- [The exercise]: Which lines of the records contain "empleador"? Collect every one of them.

- [Supplied material]:
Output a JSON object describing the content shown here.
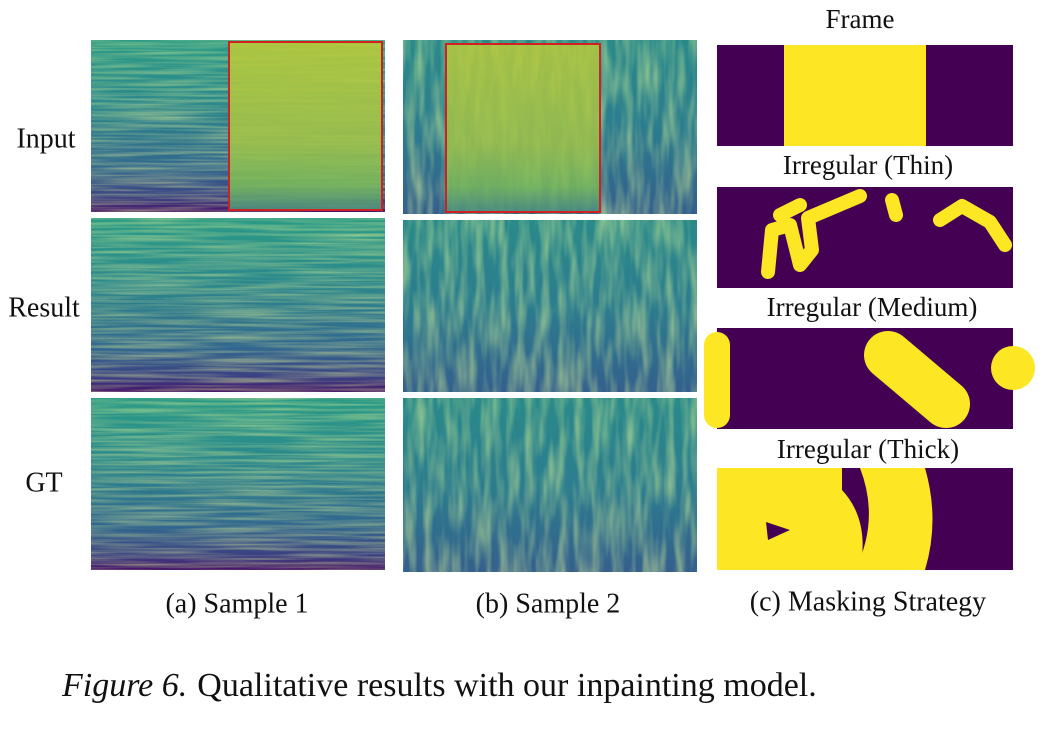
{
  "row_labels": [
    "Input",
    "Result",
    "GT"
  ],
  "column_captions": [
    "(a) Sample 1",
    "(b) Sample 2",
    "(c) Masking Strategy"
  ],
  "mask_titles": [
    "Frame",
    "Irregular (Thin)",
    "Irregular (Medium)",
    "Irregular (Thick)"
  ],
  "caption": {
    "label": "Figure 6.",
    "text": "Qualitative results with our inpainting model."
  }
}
---
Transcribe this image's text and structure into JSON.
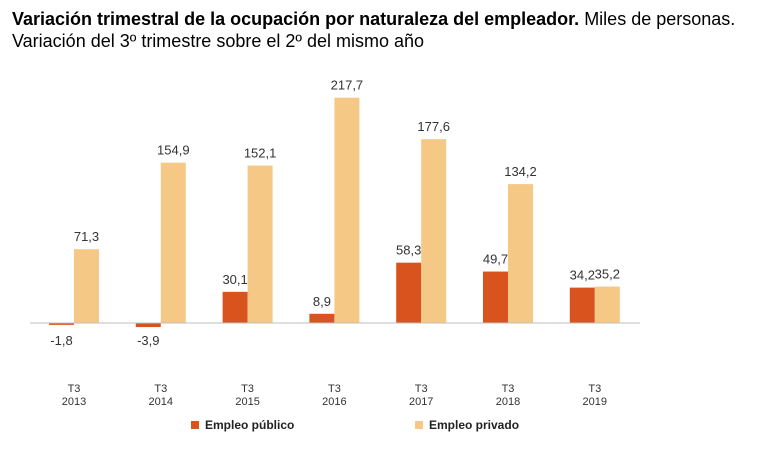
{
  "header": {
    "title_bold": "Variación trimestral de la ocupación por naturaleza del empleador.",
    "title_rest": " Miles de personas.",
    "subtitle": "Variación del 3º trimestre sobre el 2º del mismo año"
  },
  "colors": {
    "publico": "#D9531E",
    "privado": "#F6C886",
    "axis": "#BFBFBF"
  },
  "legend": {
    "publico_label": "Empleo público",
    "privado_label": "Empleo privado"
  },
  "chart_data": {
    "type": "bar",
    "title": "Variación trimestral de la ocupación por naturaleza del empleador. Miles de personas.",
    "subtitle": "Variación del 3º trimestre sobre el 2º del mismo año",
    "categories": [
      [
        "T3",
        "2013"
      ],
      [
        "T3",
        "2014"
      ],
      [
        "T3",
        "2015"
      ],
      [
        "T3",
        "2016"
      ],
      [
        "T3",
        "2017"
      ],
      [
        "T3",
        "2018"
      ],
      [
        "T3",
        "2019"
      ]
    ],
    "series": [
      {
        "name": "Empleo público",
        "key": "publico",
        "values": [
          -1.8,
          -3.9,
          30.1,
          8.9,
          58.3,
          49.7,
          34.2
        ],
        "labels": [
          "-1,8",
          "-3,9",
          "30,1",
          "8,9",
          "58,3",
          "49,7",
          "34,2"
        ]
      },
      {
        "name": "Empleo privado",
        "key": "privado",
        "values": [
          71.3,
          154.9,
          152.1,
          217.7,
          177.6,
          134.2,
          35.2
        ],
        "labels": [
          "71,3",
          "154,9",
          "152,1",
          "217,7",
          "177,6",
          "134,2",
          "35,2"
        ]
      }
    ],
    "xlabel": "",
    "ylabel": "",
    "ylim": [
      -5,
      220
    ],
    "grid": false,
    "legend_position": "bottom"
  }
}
...
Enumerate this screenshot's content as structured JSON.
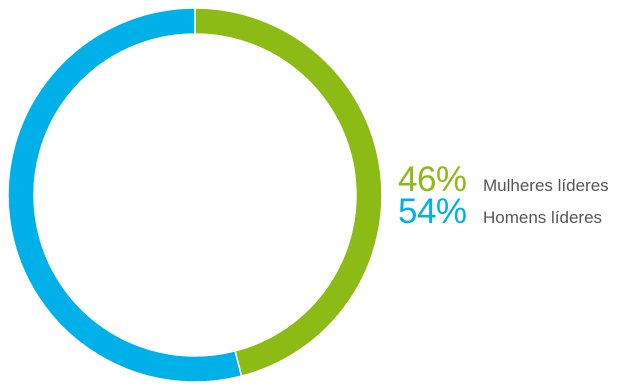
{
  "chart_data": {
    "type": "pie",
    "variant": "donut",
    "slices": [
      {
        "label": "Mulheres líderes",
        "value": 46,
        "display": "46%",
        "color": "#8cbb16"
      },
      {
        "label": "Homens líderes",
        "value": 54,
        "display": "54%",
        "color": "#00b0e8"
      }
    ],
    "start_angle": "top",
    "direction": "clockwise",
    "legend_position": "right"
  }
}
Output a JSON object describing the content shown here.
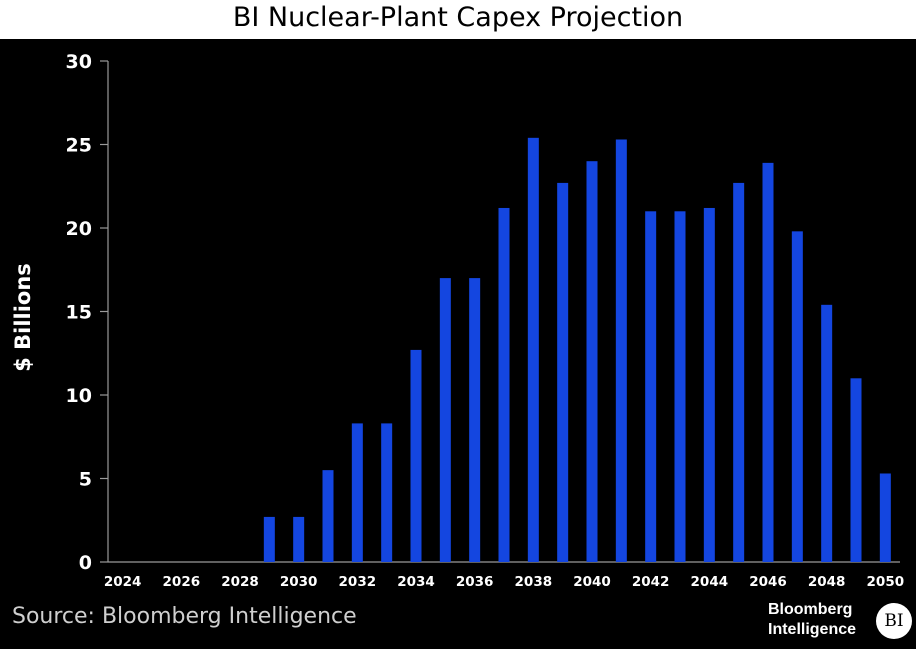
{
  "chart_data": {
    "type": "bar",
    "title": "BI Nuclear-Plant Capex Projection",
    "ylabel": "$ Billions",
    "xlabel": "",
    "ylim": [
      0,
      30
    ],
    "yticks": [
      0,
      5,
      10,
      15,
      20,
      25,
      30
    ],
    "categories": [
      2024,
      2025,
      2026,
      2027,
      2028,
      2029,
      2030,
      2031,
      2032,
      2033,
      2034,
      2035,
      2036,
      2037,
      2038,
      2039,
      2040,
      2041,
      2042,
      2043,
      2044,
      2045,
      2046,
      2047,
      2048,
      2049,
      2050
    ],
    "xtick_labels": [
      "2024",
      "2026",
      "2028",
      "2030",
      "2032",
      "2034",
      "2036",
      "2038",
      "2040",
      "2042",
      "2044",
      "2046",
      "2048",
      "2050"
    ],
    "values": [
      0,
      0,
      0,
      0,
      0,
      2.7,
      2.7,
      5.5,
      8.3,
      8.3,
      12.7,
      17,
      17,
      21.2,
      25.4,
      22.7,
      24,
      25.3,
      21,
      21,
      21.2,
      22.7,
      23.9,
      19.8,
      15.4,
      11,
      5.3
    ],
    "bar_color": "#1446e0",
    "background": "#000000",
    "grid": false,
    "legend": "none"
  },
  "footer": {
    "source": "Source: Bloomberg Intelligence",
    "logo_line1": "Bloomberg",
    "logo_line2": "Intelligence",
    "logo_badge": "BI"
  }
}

- [Answer to this task]:
    "title_bold": "Variación trimestral de la ocupación por naturaleza del empleador.",
    "title": "Variación trimestral de la ocupación por naturaleza del empleador. Miles de personas.",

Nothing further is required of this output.